[Data entries]
-- Begin --
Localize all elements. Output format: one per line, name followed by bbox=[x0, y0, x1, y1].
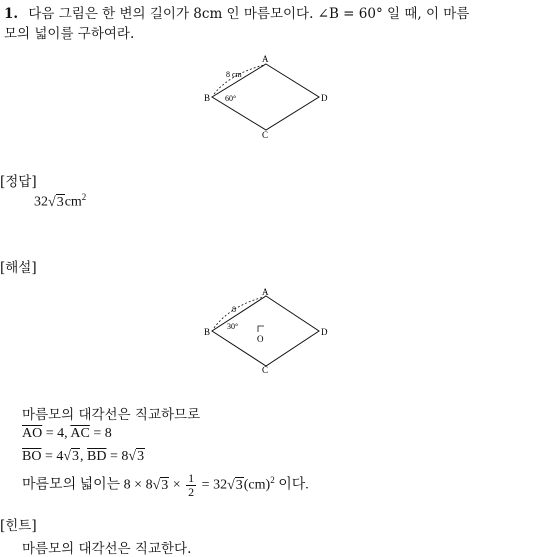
area-radicand-2: 3 bbox=[235, 477, 243, 493]
center-label-o: O bbox=[257, 334, 264, 344]
explanation-line-2 bbox=[22, 426, 112, 442]
times-sign: × bbox=[169, 477, 185, 493]
segment-ao: $\overline{AO}$ bbox=[22, 426, 43, 441]
vertex-label-a: A bbox=[262, 54, 269, 64]
area-result: = 32 bbox=[198, 477, 228, 493]
bo-radicand: 3 bbox=[72, 449, 80, 464]
segment-bd: $\overline{BD}$ bbox=[87, 449, 107, 464]
vertex-label-c: C bbox=[262, 130, 269, 140]
question-text-2: 모의 넓이를 구하여라. bbox=[4, 26, 135, 42]
answer-value bbox=[34, 192, 86, 211]
area-exponent: 2 bbox=[270, 475, 275, 485]
area-sqrt-2: √3 bbox=[227, 477, 243, 493]
vertex-label-d: D bbox=[321, 327, 328, 337]
answer-sqrt: √3 bbox=[48, 194, 64, 210]
ac-value: = 8 bbox=[89, 426, 112, 441]
vertex-label-b: B bbox=[204, 327, 211, 337]
question-number: 1. bbox=[4, 6, 19, 22]
angle-label: 60° bbox=[225, 94, 237, 103]
area-radicand-1: 3 bbox=[161, 477, 169, 493]
bd-radicand: 3 bbox=[137, 449, 145, 464]
answer-radicand: 3 bbox=[56, 194, 64, 210]
vertex-label-a: A bbox=[262, 288, 269, 297]
answer-unit: cm bbox=[64, 194, 82, 210]
angle-label: 30° bbox=[227, 322, 239, 331]
fraction-denominator: 2 bbox=[188, 484, 195, 499]
side-length-label: 8 bbox=[232, 305, 236, 314]
area-suffix: 이다. bbox=[274, 477, 309, 493]
bd-sqrt: √3 bbox=[128, 449, 145, 464]
ao-value: = 4, bbox=[42, 426, 71, 441]
explanation-line-1: 마름모의 대각선은 직교하므로 bbox=[22, 407, 201, 423]
segment-bo: $\overline{BO}$ bbox=[22, 449, 42, 464]
right-angle-mark bbox=[258, 326, 264, 332]
rhombus-figure-1 bbox=[200, 54, 335, 140]
explanation-line-3 bbox=[22, 449, 145, 465]
bo-value: = 4 bbox=[41, 449, 64, 464]
separator: , bbox=[80, 449, 88, 464]
bd-value: = 8 bbox=[106, 449, 129, 464]
bo-sqrt: √3 bbox=[63, 449, 80, 464]
rhombus-figure-2 bbox=[200, 288, 335, 374]
explanation-heading: [해설] bbox=[0, 260, 37, 276]
question-line-1 bbox=[4, 4, 469, 24]
side-length-label: 8 cm bbox=[226, 70, 242, 79]
area-sqrt-1: √3 bbox=[152, 477, 169, 493]
explanation-line-4 bbox=[22, 467, 309, 499]
fraction-numerator: 1 bbox=[188, 470, 195, 485]
segment-ac: $\overline{AC}$ bbox=[70, 426, 90, 441]
question-text-1: 다음 그림은 한 변의 길이가 8cm 인 마름모이다. ∠B = 60° 일 때, 이 마름 bbox=[28, 6, 470, 22]
answer-exponent: 2 bbox=[81, 192, 87, 202]
vertex-label-c: C bbox=[262, 365, 269, 374]
area-unit: (cm) bbox=[243, 477, 271, 493]
hint-text: 마름모의 대각선은 직교한다. bbox=[22, 541, 192, 557]
one-half-fraction bbox=[186, 472, 196, 499]
rhombus-outline bbox=[212, 296, 319, 366]
answer-coefficient: 32 bbox=[34, 194, 48, 210]
vertex-label-b: B bbox=[204, 93, 211, 103]
answer-heading: [정답] bbox=[0, 174, 37, 190]
hint-heading: [힌트] bbox=[0, 518, 37, 534]
vertex-label-d: D bbox=[321, 93, 328, 103]
area-prefix: 마름모의 넓이는 8 × 8 bbox=[22, 477, 153, 493]
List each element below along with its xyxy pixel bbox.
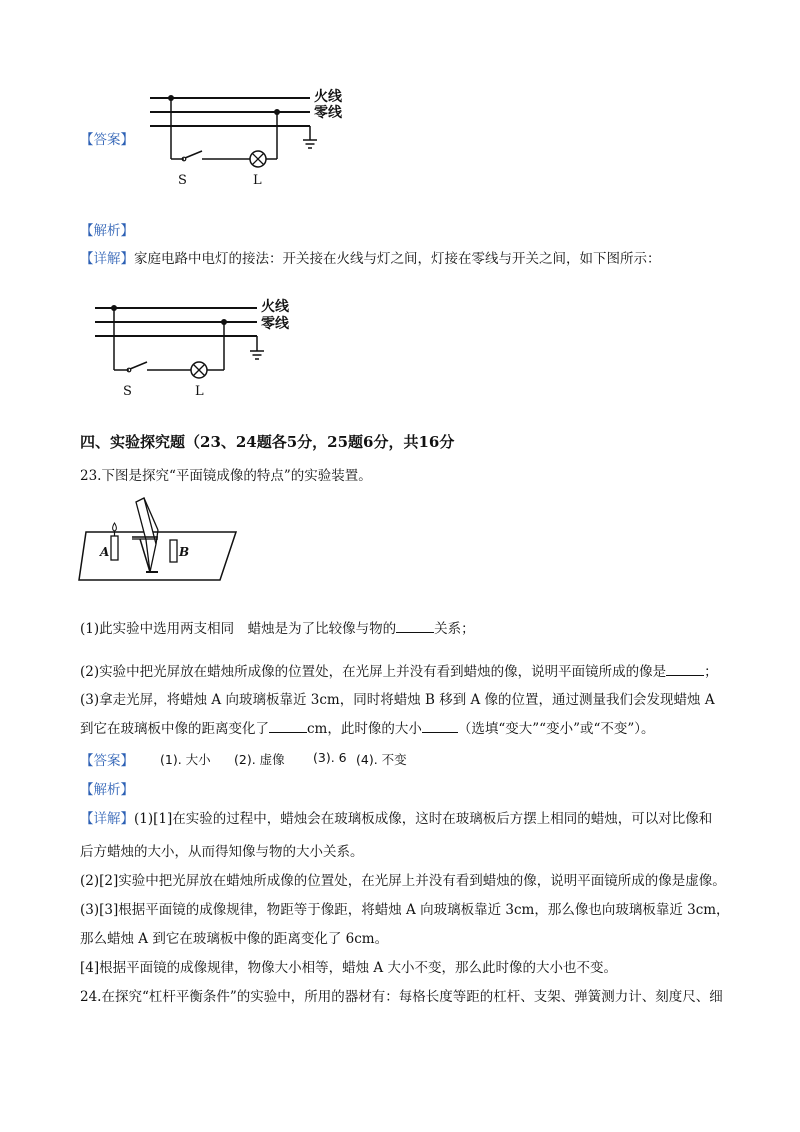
-- End --
Stated goal
Write out all the records again with "Localize" swapped for "Identify", keeping everything else the same and omitting the pictures.

Solved exercise
Identify all elements. Output format: one per line, name followed by bbox=[x0, y0, x1, y1].
area-radicand-2: 3 bbox=[235, 477, 243, 493]
center-label-o: O bbox=[257, 334, 264, 344]
explanation-line-2 bbox=[22, 426, 112, 442]
times-sign: × bbox=[169, 477, 185, 493]
segment-ao: $\overline{AO}$ bbox=[22, 426, 43, 441]
vertex-label-a: A bbox=[262, 54, 269, 64]
area-result: = 32 bbox=[198, 477, 228, 493]
bo-radicand: 3 bbox=[72, 449, 80, 464]
segment-bd: $\overline{BD}$ bbox=[87, 449, 107, 464]
vertex-label-c: C bbox=[262, 130, 269, 140]
question-text-2: 모의 넓이를 구하여라. bbox=[4, 26, 135, 42]
answer-value bbox=[34, 192, 86, 211]
area-exponent: 2 bbox=[270, 475, 275, 485]
area-sqrt-2: √3 bbox=[227, 477, 243, 493]
vertex-label-d: D bbox=[321, 327, 328, 337]
answer-sqrt: √3 bbox=[48, 194, 64, 210]
ac-value: = 8 bbox=[89, 426, 112, 441]
vertex-label-b: B bbox=[204, 327, 211, 337]
question-number: 1. bbox=[4, 6, 19, 22]
angle-label: 60° bbox=[225, 94, 237, 103]
area-radicand-1: 3 bbox=[161, 477, 169, 493]
bd-radicand: 3 bbox=[137, 449, 145, 464]
answer-radicand: 3 bbox=[56, 194, 64, 210]
vertex-label-a: A bbox=[262, 288, 269, 297]
answer-unit: cm bbox=[64, 194, 82, 210]
angle-label: 30° bbox=[227, 322, 239, 331]
fraction-denominator: 2 bbox=[188, 484, 195, 499]
side-length-label: 8 bbox=[232, 305, 236, 314]
area-suffix: 이다. bbox=[274, 477, 309, 493]
bd-sqrt: √3 bbox=[128, 449, 145, 464]
ao-value: = 4, bbox=[42, 426, 71, 441]
explanation-line-1: 마름모의 대각선은 직교하므로 bbox=[22, 407, 201, 423]
segment-bo: $\overline{BO}$ bbox=[22, 449, 42, 464]
right-angle-mark bbox=[258, 326, 264, 332]
rhombus-figure-1 bbox=[200, 54, 335, 140]
explanation-line-3 bbox=[22, 449, 145, 465]
bo-value: = 4 bbox=[41, 449, 64, 464]
separator: , bbox=[80, 449, 88, 464]
bd-value: = 8 bbox=[106, 449, 129, 464]
bo-sqrt: √3 bbox=[63, 449, 80, 464]
rhombus-figure-2 bbox=[200, 288, 335, 374]
explanation-heading: [해설] bbox=[0, 260, 37, 276]
question-line-1 bbox=[4, 4, 469, 24]
side-length-label: 8 cm bbox=[226, 70, 242, 79]
area-sqrt-1: √3 bbox=[152, 477, 169, 493]
explanation-line-4 bbox=[22, 467, 309, 499]
fraction-numerator: 1 bbox=[188, 470, 195, 485]
segment-ac: $\overline{AC}$ bbox=[70, 426, 90, 441]
question-text-1: 다음 그림은 한 변의 길이가 8cm 인 마름모이다. ∠B = 60° 일 때, 이 마름 bbox=[28, 6, 470, 22]
answer-exponent: 2 bbox=[81, 192, 87, 202]
vertex-label-c: C bbox=[262, 365, 269, 374]
area-unit: (cm) bbox=[243, 477, 271, 493]
hint-text: 마름모의 대각선은 직교한다. bbox=[22, 541, 192, 557]
one-half-fraction bbox=[186, 472, 196, 499]
rhombus-outline bbox=[212, 296, 319, 366]
answer-coefficient: 32 bbox=[34, 194, 48, 210]
vertex-label-b: B bbox=[204, 93, 211, 103]
answer-heading: [정답] bbox=[0, 174, 37, 190]
hint-heading: [힌트] bbox=[0, 518, 37, 534]
vertex-label-d: D bbox=[321, 93, 328, 103]
area-prefix: 마름모의 넓이는 8 × 8 bbox=[22, 477, 153, 493]
List each element below along with its xyxy pixel bbox.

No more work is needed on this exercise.